What the task requires:
Your copy of the material below should match it exactly, except that it holds no pictures.
** BEGIN Records shown **
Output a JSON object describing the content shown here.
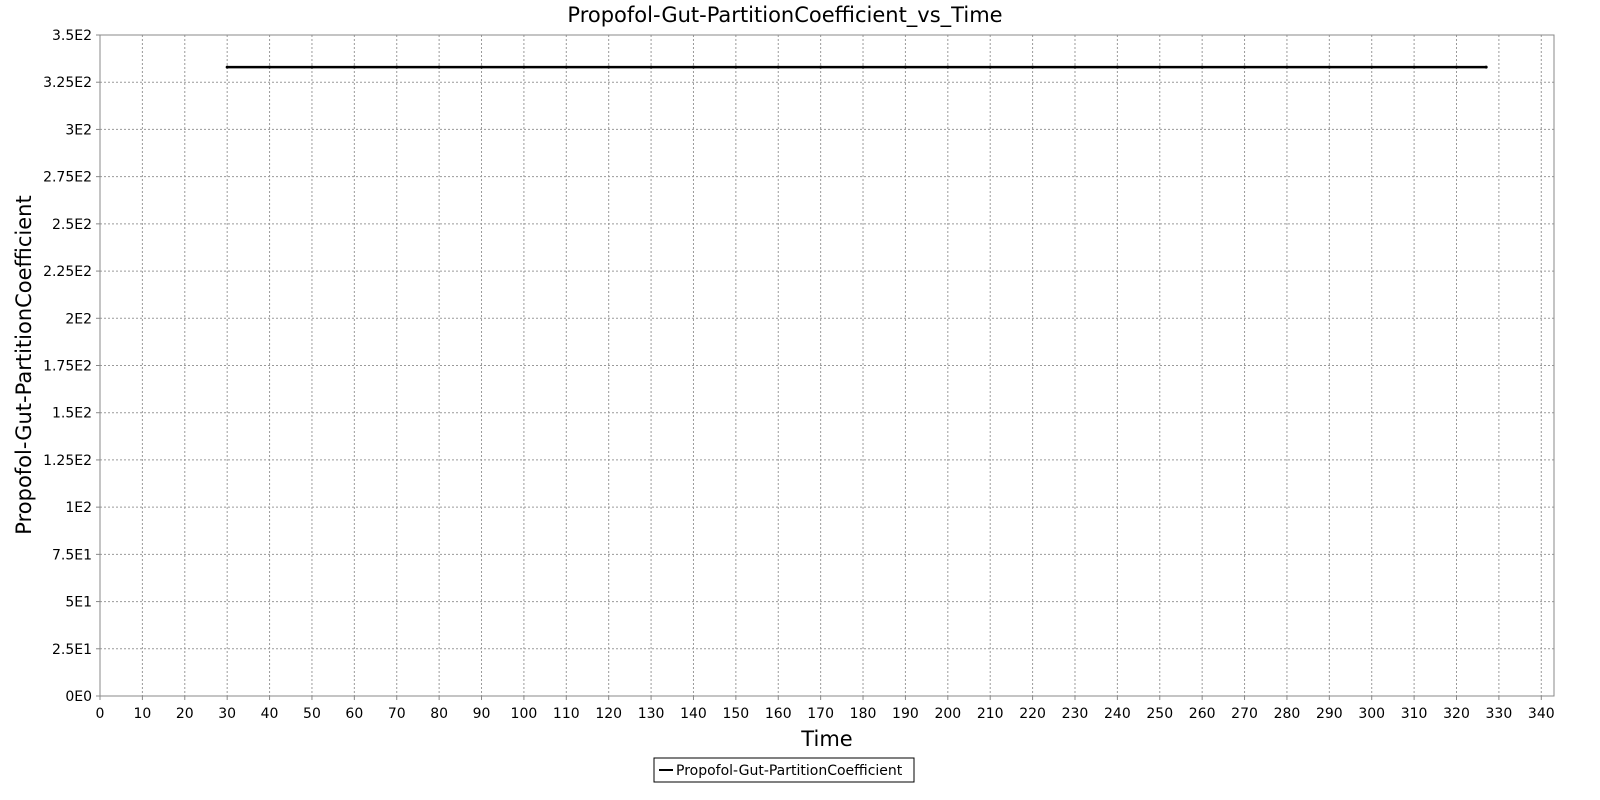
{
  "chart_data": {
    "type": "line",
    "title": "Propofol-Gut-PartitionCoefficient_vs_Time",
    "xlabel": "Time",
    "ylabel": "Propofol-Gut-PartitionCoefficient",
    "xlim": [
      0,
      343
    ],
    "ylim": [
      0,
      350
    ],
    "xticks": [
      0,
      10,
      20,
      30,
      40,
      50,
      60,
      70,
      80,
      90,
      100,
      110,
      120,
      130,
      140,
      150,
      160,
      170,
      180,
      190,
      200,
      210,
      220,
      230,
      240,
      250,
      260,
      270,
      280,
      290,
      300,
      310,
      320,
      330,
      340
    ],
    "xtick_labels": [
      "0",
      "10",
      "20",
      "30",
      "40",
      "50",
      "60",
      "70",
      "80",
      "90",
      "100",
      "110",
      "120",
      "130",
      "140",
      "150",
      "160",
      "170",
      "180",
      "190",
      "200",
      "210",
      "220",
      "230",
      "240",
      "250",
      "260",
      "270",
      "280",
      "290",
      "300",
      "310",
      "320",
      "330",
      "340"
    ],
    "yticks": [
      0,
      25,
      50,
      75,
      100,
      125,
      150,
      175,
      200,
      225,
      250,
      275,
      300,
      325,
      350
    ],
    "ytick_labels": [
      "0E0",
      "2.5E1",
      "5E1",
      "7.5E1",
      "1E2",
      "1.25E2",
      "1.5E2",
      "1.75E2",
      "2E2",
      "2.25E2",
      "2.5E2",
      "2.75E2",
      "3E2",
      "3.25E2",
      "3.5E2"
    ],
    "grid": true,
    "legend_position": "bottom-center",
    "series": [
      {
        "name": "Propofol-Gut-PartitionCoefficient",
        "color": "#000000",
        "x": [
          30,
          40,
          50,
          60,
          70,
          80,
          90,
          100,
          110,
          120,
          130,
          140,
          150,
          160,
          170,
          180,
          190,
          200,
          210,
          220,
          230,
          240,
          250,
          260,
          270,
          280,
          290,
          300,
          310,
          320,
          327
        ],
        "y": [
          333,
          333,
          333,
          333,
          333,
          333,
          333,
          333,
          333,
          333,
          333,
          333,
          333,
          333,
          333,
          333,
          333,
          333,
          333,
          333,
          333,
          333,
          333,
          333,
          333,
          333,
          333,
          333,
          333,
          333,
          333
        ]
      }
    ]
  }
}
** END Records shown **
Full response:
Output a JSON object describing the content shown here.
{
  "chart_data": {
    "type": "line",
    "title": "Propofol-Gut-PartitionCoefficient_vs_Time",
    "xlabel": "Time",
    "ylabel": "Propofol-Gut-PartitionCoefficient",
    "xlim": [
      0,
      343
    ],
    "ylim": [
      0,
      350
    ],
    "xticks": [
      0,
      10,
      20,
      30,
      40,
      50,
      60,
      70,
      80,
      90,
      100,
      110,
      120,
      130,
      140,
      150,
      160,
      170,
      180,
      190,
      200,
      210,
      220,
      230,
      240,
      250,
      260,
      270,
      280,
      290,
      300,
      310,
      320,
      330,
      340
    ],
    "xtick_labels": [
      "0",
      "10",
      "20",
      "30",
      "40",
      "50",
      "60",
      "70",
      "80",
      "90",
      "100",
      "110",
      "120",
      "130",
      "140",
      "150",
      "160",
      "170",
      "180",
      "190",
      "200",
      "210",
      "220",
      "230",
      "240",
      "250",
      "260",
      "270",
      "280",
      "290",
      "300",
      "310",
      "320",
      "330",
      "340"
    ],
    "yticks": [
      0,
      25,
      50,
      75,
      100,
      125,
      150,
      175,
      200,
      225,
      250,
      275,
      300,
      325,
      350
    ],
    "ytick_labels": [
      "0E0",
      "2.5E1",
      "5E1",
      "7.5E1",
      "1E2",
      "1.25E2",
      "1.5E2",
      "1.75E2",
      "2E2",
      "2.25E2",
      "2.5E2",
      "2.75E2",
      "3E2",
      "3.25E2",
      "3.5E2"
    ],
    "grid": true,
    "legend_position": "bottom-center",
    "series": [
      {
        "name": "Propofol-Gut-PartitionCoefficient",
        "color": "#000000",
        "x": [
          30,
          40,
          50,
          60,
          70,
          80,
          90,
          100,
          110,
          120,
          130,
          140,
          150,
          160,
          170,
          180,
          190,
          200,
          210,
          220,
          230,
          240,
          250,
          260,
          270,
          280,
          290,
          300,
          310,
          320,
          327
        ],
        "y": [
          333,
          333,
          333,
          333,
          333,
          333,
          333,
          333,
          333,
          333,
          333,
          333,
          333,
          333,
          333,
          333,
          333,
          333,
          333,
          333,
          333,
          333,
          333,
          333,
          333,
          333,
          333,
          333,
          333,
          333,
          333
        ]
      }
    ]
  }
}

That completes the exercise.